* Instructions to follow:
What follows are records. Restate all of them word for word.

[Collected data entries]
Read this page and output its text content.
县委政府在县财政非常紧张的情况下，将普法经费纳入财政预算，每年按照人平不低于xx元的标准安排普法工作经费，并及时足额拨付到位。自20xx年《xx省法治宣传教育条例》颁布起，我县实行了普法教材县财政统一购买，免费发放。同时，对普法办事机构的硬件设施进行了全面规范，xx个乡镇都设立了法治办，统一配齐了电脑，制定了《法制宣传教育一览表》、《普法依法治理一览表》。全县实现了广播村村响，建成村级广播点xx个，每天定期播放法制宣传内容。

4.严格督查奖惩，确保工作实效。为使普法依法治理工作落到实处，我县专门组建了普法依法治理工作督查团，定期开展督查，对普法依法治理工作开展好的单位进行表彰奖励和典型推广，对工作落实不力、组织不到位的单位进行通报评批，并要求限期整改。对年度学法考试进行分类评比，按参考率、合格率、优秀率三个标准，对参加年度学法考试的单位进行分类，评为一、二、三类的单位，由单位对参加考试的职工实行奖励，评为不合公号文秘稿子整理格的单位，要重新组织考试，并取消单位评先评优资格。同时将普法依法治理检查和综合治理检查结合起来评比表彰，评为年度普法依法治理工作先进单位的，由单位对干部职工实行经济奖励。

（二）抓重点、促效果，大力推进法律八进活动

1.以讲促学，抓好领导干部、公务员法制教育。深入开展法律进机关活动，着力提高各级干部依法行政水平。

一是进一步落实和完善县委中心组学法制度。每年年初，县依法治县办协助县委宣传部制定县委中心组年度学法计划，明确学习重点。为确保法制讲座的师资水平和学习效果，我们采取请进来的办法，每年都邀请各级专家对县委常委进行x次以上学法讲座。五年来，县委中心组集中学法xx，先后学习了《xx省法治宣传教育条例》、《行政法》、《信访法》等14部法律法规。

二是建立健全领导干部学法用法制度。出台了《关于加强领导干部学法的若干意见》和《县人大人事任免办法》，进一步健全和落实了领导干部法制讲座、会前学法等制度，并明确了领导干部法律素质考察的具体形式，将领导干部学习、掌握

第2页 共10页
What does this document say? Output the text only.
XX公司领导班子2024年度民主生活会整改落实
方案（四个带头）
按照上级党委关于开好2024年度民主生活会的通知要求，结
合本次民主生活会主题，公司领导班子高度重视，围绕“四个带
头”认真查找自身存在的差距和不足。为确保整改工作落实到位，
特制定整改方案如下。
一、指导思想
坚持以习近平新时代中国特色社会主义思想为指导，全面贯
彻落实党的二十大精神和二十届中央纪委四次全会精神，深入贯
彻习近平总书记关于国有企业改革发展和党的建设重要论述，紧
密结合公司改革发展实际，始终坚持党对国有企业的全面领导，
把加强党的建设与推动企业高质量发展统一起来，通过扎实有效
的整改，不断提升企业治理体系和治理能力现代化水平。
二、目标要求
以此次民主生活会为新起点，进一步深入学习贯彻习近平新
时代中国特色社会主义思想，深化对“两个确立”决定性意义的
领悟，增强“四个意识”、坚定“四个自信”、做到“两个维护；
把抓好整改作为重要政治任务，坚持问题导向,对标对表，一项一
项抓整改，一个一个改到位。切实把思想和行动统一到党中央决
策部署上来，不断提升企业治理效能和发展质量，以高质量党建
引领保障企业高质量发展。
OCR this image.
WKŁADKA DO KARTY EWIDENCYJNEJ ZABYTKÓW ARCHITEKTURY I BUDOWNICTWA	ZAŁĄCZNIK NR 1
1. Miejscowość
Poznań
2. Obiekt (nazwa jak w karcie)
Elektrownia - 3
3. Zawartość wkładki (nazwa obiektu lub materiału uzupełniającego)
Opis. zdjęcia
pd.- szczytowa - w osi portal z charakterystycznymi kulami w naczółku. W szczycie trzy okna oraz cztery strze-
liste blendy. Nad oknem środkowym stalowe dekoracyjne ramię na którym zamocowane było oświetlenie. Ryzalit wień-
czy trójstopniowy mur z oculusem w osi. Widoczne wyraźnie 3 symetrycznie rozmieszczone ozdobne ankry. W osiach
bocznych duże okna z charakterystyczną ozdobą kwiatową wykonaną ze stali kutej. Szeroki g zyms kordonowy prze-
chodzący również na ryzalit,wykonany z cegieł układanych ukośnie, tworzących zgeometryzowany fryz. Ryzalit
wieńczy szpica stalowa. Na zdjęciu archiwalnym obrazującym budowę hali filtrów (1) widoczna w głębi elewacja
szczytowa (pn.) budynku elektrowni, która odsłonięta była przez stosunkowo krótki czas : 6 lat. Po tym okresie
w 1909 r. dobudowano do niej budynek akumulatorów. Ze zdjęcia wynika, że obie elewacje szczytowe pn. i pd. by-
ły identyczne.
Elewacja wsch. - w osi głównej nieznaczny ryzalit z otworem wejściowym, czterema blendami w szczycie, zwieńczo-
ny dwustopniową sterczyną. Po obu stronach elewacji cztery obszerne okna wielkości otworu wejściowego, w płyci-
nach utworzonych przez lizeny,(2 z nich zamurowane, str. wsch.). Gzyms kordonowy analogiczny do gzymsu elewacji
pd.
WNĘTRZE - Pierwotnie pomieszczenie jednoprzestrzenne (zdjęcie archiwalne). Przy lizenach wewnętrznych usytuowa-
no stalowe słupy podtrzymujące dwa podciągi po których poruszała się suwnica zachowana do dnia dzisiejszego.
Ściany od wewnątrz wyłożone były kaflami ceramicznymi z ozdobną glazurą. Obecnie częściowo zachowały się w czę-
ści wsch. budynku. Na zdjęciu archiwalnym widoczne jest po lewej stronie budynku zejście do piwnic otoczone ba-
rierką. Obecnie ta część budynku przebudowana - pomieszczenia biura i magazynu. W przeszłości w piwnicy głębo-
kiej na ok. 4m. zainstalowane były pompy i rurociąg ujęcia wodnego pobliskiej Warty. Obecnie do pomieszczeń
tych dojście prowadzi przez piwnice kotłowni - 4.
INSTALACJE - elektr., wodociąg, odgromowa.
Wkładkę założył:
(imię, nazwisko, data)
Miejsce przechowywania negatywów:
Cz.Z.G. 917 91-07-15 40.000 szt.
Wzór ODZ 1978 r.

* The result:
Read this page and output its text content.
县委政府在县财政非常紧张的情况下，将普法经费纳入财政预算，每年按照人平不低于xx元的标准安排普法工作经费，并及时足额拨付到位。自20xx年《xx省法治宣传教育条例》颁布起，我县实行了普法教材县财政统一购买，免费发放。同时，对普法办事机构的硬件设施进行了全面规范，xx个乡镇都设立了法治办，统一配齐了电脑，制定了《法制宣传教育一览表》、《普法依法治理一览表》。全县实现了广播村村响，建成村级广播点xx个，每天定期播放法制宣传内容。

4.严格督查奖惩，确保工作实效。为使普法依法治理工作落到实处，我县专门组建了普法依法治理工作督查团，定期开展督查，对普法依法治理工作开展好的单位进行表彰奖励和典型推广，对工作落实不力、组织不到位的单位进行通报评批，并要求限期整改。对年度学法考试进行分类评比，按参考率、合格率、优秀率三个标准，对参加年度学法考试的单位进行分类，评为一、二、三类的单位，由单位对参加考试的职工实行奖励，评为不合公号文秘稿子整理格的单位，要重新组织考试，并取消单位评先评优资格。同时将普法依法治理检查和综合治理检查结合起来评比表彰，评为年度普法依法治理工作先进单位的，由单位对干部职工实行经济奖励。

（二）抓重点、促效果，大力推进法律八进活动

1.以讲促学，抓好领导干部、公务员法制教育。深入开展法律进机关活动，着力提高各级干部依法行政水平。

一是进一步落实和完善县委中心组学法制度。每年年初，县依法治县办协助县委宣传部制定县委中心组年度学法计划，明确学习重点。为确保法制讲座的师资水平和学习效果，我们采取请进来的办法，每年都邀请各级专家对县委常委进行x次以上学法讲座。五年来，县委中心组集中学法xx，先后学习了《xx省法治宣传教育条例》、《行政法》、《信访法》等14部法律法规。

二是建立健全领导干部学法用法制度。出台了《关于加强领导干部学法的若干意见》和《县人大人事任免办法》，进一步健全和落实了领导干部法制讲座、会前学法等制度，并明确了领导干部法律素质考察的具体形式，将领导干部学习、掌握

第2页 共10页
What does this document say? Output the text only.
XX公司领导班子2024年度民主生活会整改落实
方案（四个带头）
按照上级党委关于开好2024年度民主生活会的通知要求，结
合本次民主生活会主题，公司领导班子高度重视，围绕“四个带
头”认真查找自身存在的差距和不足。为确保整改工作落实到位，
特制定整改方案如下。
一、指导思想
坚持以习近平新时代中国特色社会主义思想为指导，全面贯
彻落实党的二十大精神和二十届中央纪委四次全会精神，深入贯
彻习近平总书记关于国有企业改革发展和党的建设重要论述，紧
密结合公司改革发展实际，始终坚持党对国有企业的全面领导，
把加强党的建设与推动企业高质量发展统一起来，通过扎实有效
的整改，不断提升企业治理体系和治理能力现代化水平。
二、目标要求
以此次民主生活会为新起点，进一步深入学习贯彻习近平新
时代中国特色社会主义思想，深化对“两个确立”决定性意义的
领悟，增强“四个意识”、坚定“四个自信”、做到“两个维护；
把抓好整改作为重要政治任务，坚持问题导向,对标对表，一项一
项抓整改，一个一个改到位。切实把思想和行动统一到党中央决
策部署上来，不断提升企业治理效能和发展质量，以高质量党建
引领保障企业高质量发展。
OCR this image.
WKŁADKA DO KARTY EWIDENCYJNEJ ZABYTKÓW ARCHITEKTURY I BUDOWNICTWA	ZAŁĄCZNIK NR 1
1. Miejscowość
Poznań
2. Obiekt (nazwa jak w karcie)
Elektrownia - 3
3. Zawartość wkładki (nazwa obiektu lub materiału uzupełniającego)
Opis. zdjęcia
pd.- szczytowa - w osi portal z charakterystycznymi kulami w naczółku. W szczycie trzy okna oraz cztery strze-
liste blendy. Nad oknem środkowym stalowe dekoracyjne ramię na którym zamocowane było oświetlenie. Ryzalit wień-
czy trójstopniowy mur z oculusem w osi. Widoczne wyraźnie 3 symetrycznie rozmieszczone ozdobne ankry. W osiach
bocznych duże okna z charakterystyczną ozdobą kwiatową wykonaną ze stali kutej. Szeroki g zyms kordonowy prze-
chodzący również na ryzalit,wykonany z cegieł układanych ukośnie, tworzących zgeometryzowany fryz. Ryzalit
wieńczy szpica stalowa. Na zdjęciu archiwalnym obrazującym budowę hali filtrów (1) widoczna w głębi elewacja
szczytowa (pn.) budynku elektrowni, która odsłonięta była przez stosunkowo krótki czas : 6 lat. Po tym okresie
w 1909 r. dobudowano do niej budynek akumulatorów. Ze zdjęcia wynika, że obie elewacje szczytowe pn. i pd. by-
ły identyczne.
Elewacja wsch. - w osi głównej nieznaczny ryzalit z otworem wejściowym, czterema blendami w szczycie, zwieńczo-
ny dwustopniową sterczyną. Po obu stronach elewacji cztery obszerne okna wielkości otworu wejściowego, w płyci-
nach utworzonych przez lizeny,(2 z nich zamurowane, str. wsch.). Gzyms kordonowy analogiczny do gzymsu elewacji
pd.
WNĘTRZE - Pierwotnie pomieszczenie jednoprzestrzenne (zdjęcie archiwalne). Przy lizenach wewnętrznych usytuowa-
no stalowe słupy podtrzymujące dwa podciągi po których poruszała się suwnica zachowana do dnia dzisiejszego.
Ściany od wewnątrz wyłożone były kaflami ceramicznymi z ozdobną glazurą. Obecnie częściowo zachowały się w czę-
ści wsch. budynku. Na zdjęciu archiwalnym widoczne jest po lewej stronie budynku zejście do piwnic otoczone ba-
rierką. Obecnie ta część budynku przebudowana - pomieszczenia biura i magazynu. W przeszłości w piwnicy głębo-
kiej na ok. 4m. zainstalowane były pompy i rurociąg ujęcia wodnego pobliskiej Warty. Obecnie do pomieszczeń
tych dojście prowadzi przez piwnice kotłowni - 4.
INSTALACJE - elektr., wodociąg, odgromowa.
Wkładkę założył:
(imię, nazwisko, data)
Miejsce przechowywania negatywów:
Cz.Z.G. 917 91-07-15 40.000 szt.
Wzór ODZ 1978 r.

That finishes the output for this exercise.